[Items from a data source]
--- --- ---
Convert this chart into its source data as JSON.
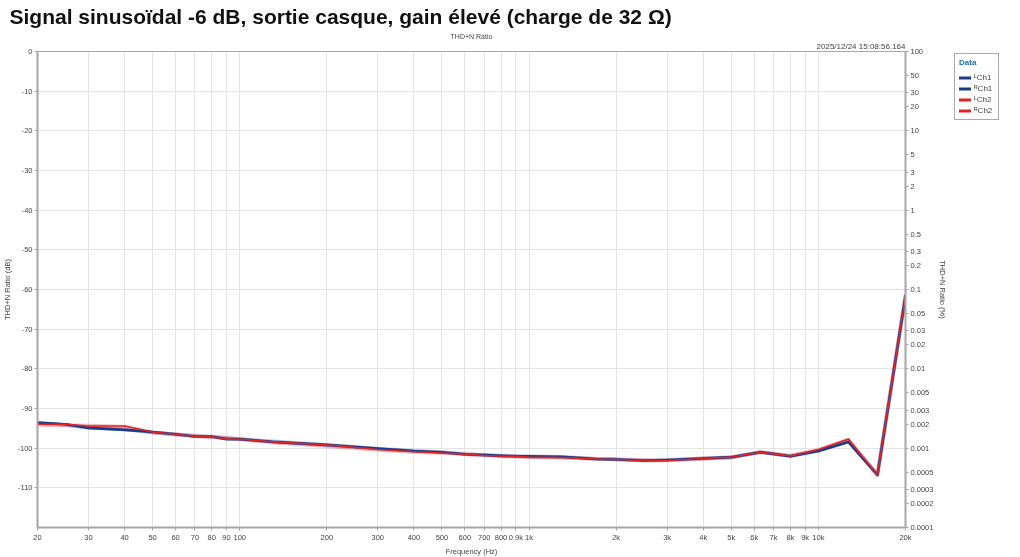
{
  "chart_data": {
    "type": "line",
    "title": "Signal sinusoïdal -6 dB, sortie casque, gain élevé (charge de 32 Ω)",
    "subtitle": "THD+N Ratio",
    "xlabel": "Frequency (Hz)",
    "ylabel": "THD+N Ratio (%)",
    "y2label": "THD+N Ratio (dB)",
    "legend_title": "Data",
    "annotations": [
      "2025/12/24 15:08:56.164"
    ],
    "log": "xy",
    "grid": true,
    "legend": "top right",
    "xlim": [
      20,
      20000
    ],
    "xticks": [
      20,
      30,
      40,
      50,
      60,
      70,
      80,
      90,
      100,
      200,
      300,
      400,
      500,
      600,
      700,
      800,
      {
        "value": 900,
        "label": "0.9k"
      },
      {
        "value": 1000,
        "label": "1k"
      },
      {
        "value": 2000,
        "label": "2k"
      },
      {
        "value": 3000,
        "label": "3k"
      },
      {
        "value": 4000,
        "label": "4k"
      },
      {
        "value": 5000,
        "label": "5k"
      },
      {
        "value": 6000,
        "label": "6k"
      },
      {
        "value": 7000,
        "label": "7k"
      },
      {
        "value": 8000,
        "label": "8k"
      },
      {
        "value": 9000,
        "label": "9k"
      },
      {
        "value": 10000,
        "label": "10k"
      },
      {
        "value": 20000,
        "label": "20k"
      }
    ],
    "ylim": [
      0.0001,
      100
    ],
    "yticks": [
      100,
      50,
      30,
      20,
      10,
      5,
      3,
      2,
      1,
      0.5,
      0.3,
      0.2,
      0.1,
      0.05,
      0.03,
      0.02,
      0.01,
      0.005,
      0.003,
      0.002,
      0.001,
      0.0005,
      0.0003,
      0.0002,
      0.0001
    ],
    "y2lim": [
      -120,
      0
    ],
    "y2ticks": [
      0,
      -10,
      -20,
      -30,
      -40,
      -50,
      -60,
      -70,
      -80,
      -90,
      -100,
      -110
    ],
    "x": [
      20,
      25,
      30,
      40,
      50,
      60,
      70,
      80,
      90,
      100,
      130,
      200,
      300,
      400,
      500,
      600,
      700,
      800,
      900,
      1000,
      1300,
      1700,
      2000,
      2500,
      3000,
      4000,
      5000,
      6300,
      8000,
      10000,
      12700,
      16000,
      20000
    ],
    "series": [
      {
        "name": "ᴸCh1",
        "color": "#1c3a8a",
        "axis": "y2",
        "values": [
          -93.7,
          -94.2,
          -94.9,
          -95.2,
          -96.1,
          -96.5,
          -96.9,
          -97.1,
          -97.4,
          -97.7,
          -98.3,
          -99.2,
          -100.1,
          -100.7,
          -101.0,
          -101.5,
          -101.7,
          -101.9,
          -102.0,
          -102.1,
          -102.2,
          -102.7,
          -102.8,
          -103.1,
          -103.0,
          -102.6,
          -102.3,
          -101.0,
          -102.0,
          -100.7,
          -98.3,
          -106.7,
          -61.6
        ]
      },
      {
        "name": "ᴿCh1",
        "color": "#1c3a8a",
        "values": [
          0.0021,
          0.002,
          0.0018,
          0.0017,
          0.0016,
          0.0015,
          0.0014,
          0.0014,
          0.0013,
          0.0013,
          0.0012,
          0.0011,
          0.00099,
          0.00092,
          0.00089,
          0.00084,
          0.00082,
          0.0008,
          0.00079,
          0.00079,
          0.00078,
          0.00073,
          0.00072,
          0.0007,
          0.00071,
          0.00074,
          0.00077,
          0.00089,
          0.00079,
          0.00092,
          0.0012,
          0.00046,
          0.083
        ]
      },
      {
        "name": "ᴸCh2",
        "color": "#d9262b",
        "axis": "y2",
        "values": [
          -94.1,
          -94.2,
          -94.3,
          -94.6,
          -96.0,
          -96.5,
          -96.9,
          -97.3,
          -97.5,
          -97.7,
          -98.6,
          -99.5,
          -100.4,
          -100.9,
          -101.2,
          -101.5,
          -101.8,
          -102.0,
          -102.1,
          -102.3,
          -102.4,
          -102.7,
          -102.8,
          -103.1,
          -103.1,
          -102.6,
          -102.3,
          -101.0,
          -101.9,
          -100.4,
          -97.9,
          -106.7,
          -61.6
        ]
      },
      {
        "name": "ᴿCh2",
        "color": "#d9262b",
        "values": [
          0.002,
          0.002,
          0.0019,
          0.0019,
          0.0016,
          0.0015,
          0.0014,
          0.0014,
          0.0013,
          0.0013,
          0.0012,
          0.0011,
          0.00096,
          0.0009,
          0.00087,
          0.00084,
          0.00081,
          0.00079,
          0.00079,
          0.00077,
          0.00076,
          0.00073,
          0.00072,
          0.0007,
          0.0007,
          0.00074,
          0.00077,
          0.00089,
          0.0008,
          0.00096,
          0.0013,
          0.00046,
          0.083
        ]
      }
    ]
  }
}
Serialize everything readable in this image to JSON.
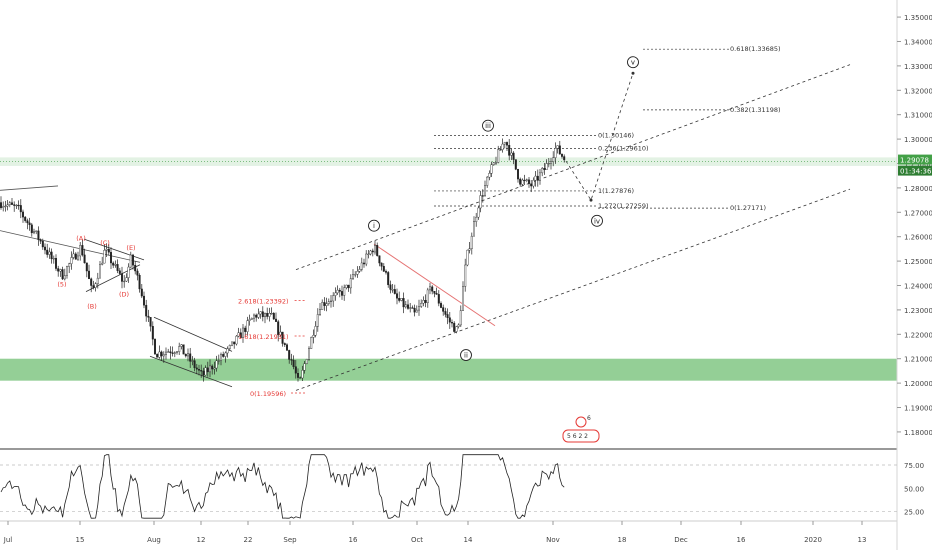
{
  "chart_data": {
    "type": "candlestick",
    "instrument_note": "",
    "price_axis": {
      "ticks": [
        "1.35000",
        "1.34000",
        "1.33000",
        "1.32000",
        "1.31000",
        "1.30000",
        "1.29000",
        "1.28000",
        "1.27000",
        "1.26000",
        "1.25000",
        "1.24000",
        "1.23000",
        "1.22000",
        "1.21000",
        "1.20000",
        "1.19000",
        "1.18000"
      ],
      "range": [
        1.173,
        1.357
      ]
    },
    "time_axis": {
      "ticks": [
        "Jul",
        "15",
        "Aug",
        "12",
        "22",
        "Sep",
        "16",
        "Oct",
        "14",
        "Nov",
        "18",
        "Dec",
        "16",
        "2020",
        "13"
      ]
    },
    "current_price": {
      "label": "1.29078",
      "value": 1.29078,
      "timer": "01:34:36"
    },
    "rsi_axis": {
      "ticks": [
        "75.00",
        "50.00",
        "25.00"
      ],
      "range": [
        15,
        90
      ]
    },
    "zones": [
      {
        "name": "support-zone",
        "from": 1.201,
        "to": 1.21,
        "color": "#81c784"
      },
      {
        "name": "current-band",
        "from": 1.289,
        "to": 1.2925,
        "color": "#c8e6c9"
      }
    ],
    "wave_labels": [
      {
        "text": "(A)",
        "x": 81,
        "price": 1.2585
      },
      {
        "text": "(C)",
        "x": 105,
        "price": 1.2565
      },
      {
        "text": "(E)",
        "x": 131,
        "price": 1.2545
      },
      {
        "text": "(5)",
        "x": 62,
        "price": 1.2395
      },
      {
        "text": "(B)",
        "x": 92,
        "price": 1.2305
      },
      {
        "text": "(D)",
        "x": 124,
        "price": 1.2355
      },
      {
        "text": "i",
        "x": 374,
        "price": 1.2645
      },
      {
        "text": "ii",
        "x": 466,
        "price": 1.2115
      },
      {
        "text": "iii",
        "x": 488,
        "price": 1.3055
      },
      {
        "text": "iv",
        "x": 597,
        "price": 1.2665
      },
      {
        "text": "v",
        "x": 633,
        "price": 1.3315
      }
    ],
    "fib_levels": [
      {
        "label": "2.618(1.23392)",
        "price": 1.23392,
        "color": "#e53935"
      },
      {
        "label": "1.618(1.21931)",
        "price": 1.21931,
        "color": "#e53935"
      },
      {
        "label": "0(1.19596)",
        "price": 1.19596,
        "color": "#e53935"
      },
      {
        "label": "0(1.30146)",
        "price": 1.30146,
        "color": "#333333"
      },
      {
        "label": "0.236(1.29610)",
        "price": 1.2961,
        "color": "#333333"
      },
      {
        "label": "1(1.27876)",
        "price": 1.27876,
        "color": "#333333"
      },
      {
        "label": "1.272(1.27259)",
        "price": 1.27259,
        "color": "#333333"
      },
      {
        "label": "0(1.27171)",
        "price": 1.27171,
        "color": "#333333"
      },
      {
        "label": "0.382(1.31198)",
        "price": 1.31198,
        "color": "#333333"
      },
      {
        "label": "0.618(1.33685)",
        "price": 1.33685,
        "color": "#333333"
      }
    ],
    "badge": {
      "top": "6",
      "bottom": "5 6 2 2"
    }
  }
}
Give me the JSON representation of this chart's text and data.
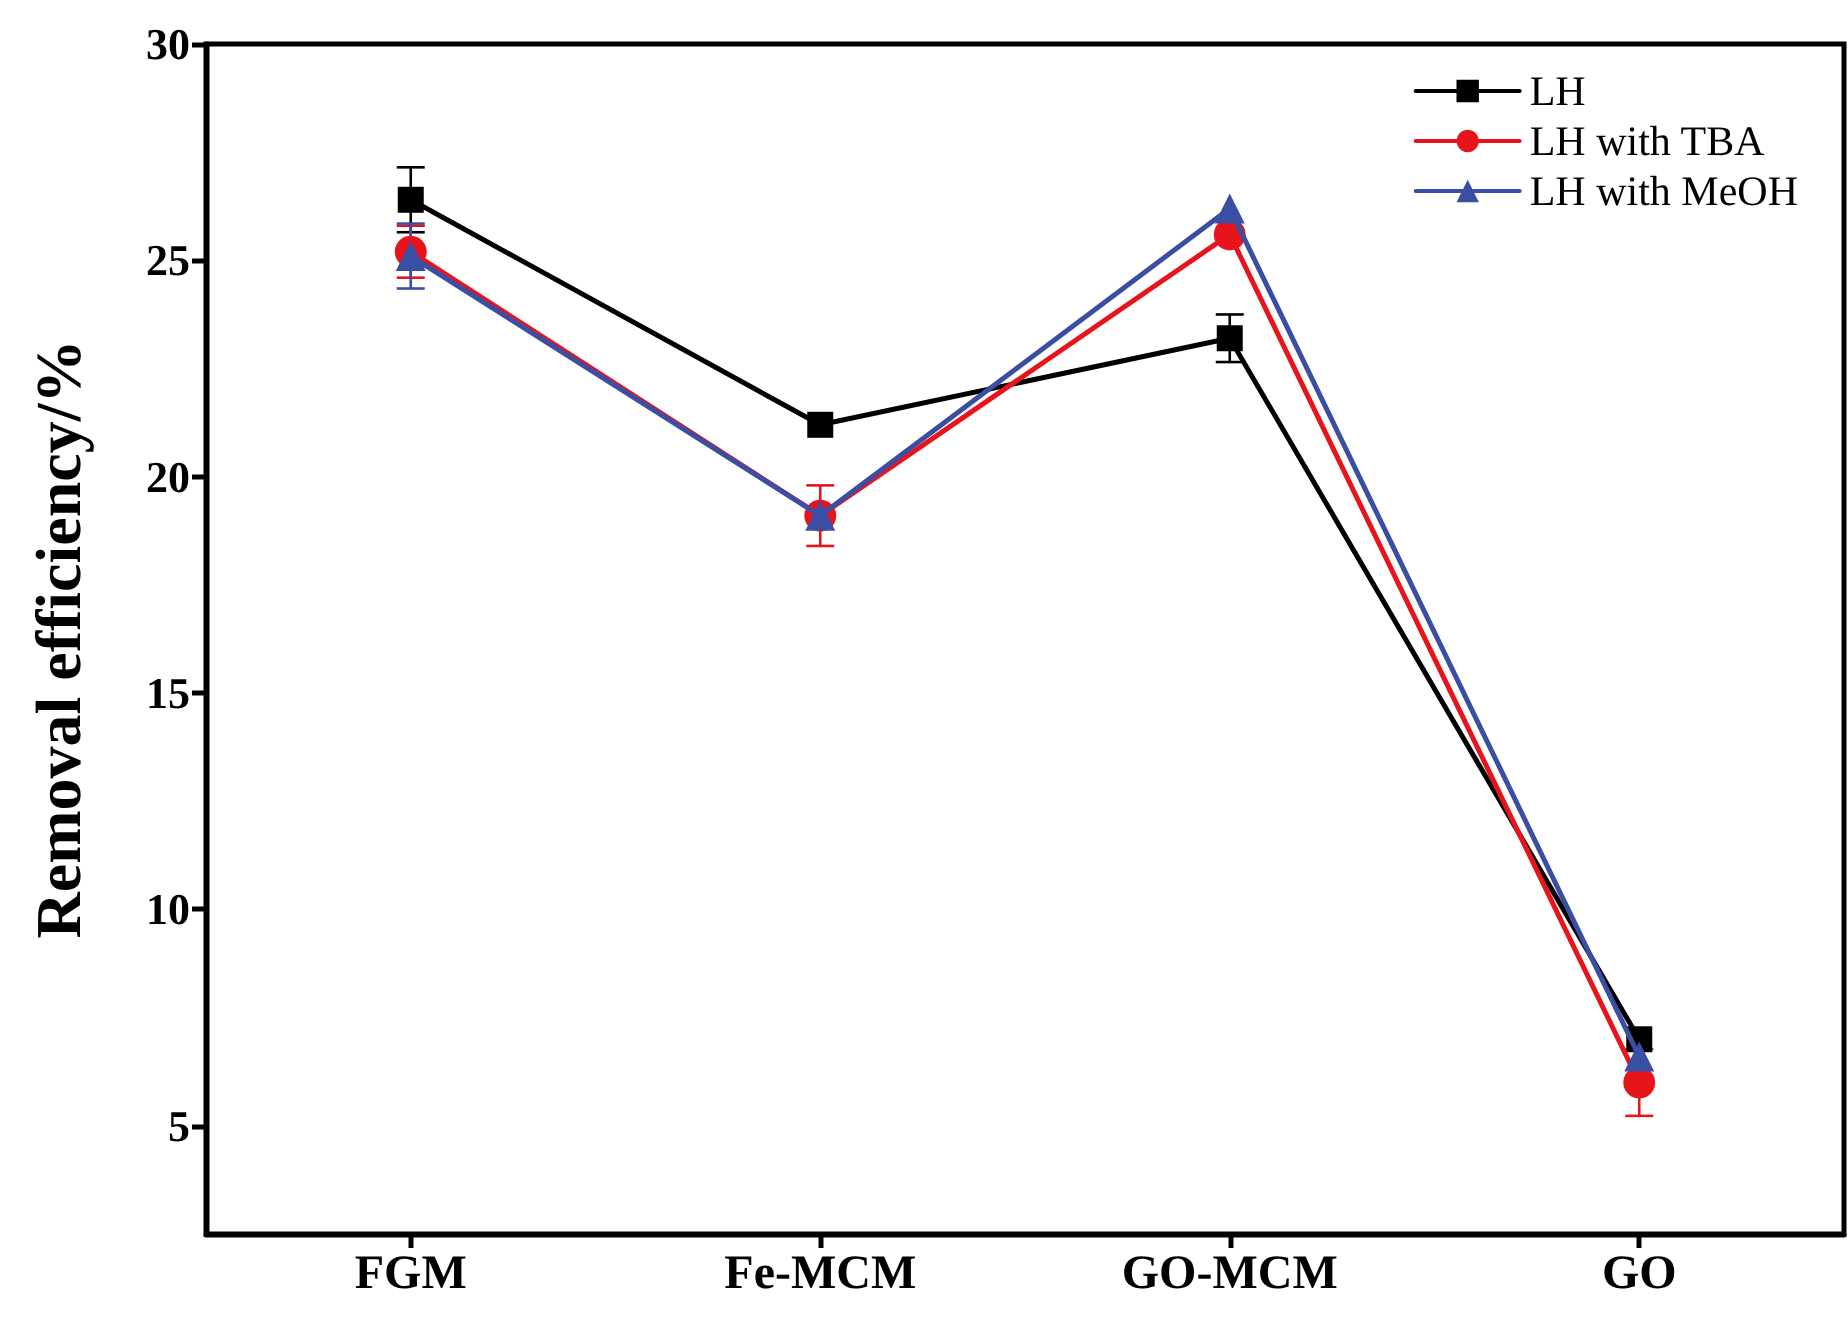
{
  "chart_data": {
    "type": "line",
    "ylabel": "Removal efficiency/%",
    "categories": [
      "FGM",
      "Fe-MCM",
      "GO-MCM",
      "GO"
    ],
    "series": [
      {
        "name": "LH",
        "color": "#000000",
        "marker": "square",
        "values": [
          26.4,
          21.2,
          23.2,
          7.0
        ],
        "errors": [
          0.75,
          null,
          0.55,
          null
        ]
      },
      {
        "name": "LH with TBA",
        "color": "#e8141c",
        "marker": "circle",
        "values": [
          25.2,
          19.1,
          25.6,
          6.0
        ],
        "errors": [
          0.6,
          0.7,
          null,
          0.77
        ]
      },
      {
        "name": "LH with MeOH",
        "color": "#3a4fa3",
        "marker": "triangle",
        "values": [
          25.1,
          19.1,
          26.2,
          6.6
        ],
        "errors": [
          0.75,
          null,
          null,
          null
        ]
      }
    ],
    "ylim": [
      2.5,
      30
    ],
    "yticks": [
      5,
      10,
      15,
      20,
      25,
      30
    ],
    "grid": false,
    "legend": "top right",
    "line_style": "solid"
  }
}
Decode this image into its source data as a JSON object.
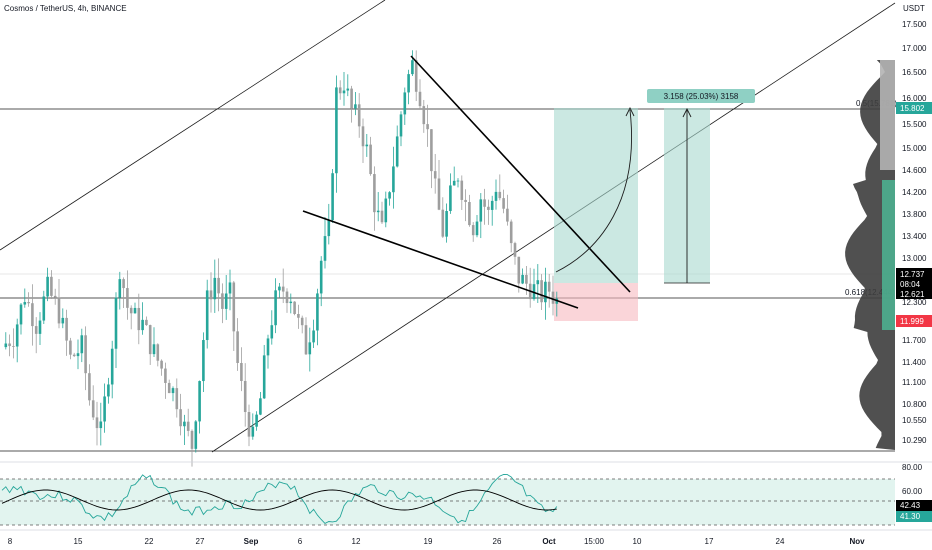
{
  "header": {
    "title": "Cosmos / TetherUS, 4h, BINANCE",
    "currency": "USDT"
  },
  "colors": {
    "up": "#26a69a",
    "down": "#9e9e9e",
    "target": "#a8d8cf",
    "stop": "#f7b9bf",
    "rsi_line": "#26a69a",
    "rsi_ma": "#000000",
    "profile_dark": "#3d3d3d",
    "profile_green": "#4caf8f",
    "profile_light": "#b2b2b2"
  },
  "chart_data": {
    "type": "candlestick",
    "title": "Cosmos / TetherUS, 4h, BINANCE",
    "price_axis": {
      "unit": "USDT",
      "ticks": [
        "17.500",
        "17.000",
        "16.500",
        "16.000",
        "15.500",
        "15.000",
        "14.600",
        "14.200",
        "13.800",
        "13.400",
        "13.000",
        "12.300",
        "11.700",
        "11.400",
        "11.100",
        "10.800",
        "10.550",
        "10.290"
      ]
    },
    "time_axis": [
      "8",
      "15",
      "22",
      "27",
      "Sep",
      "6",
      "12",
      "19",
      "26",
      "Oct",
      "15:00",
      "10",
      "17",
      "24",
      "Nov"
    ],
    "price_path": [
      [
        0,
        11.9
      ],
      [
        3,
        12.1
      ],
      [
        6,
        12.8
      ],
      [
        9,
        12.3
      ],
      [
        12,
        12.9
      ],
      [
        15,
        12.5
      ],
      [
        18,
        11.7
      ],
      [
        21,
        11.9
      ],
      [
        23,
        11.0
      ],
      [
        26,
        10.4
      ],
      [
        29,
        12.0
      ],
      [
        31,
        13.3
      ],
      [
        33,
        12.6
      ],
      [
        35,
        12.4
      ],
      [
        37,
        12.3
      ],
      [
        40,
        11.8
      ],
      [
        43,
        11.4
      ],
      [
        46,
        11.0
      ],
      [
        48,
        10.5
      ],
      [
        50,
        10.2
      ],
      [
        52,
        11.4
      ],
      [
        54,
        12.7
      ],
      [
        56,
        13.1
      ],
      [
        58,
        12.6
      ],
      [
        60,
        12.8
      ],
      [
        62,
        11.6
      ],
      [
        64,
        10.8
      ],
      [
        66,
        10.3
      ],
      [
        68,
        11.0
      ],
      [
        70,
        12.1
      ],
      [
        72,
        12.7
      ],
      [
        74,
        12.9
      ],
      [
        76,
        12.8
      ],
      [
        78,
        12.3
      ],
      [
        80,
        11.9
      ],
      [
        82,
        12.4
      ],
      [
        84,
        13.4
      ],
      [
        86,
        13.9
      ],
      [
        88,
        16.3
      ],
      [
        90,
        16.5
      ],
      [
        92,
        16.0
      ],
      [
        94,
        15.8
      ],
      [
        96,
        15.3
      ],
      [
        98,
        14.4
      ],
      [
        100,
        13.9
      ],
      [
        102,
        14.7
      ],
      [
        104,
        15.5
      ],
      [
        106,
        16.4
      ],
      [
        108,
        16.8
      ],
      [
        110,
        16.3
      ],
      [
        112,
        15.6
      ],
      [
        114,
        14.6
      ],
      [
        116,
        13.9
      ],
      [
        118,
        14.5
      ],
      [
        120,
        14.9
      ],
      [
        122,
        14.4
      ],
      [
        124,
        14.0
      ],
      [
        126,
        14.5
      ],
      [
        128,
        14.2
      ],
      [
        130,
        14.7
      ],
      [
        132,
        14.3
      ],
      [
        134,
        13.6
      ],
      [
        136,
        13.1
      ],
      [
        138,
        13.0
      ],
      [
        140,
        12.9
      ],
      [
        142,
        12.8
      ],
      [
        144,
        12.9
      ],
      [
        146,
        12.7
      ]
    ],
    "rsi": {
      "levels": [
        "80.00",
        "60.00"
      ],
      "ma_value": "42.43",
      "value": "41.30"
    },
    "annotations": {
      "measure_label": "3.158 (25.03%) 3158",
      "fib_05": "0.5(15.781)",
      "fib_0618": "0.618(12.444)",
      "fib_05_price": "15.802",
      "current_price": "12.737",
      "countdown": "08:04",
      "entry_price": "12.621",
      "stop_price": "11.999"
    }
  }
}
--- --- ---
- [OBJECTIVE] Pull out all lines containing the word "into" from the entries above.

- [CORRECT RESULT]
Convert this chart into its source data as JSON.
Decode this image into its source data as a JSON object.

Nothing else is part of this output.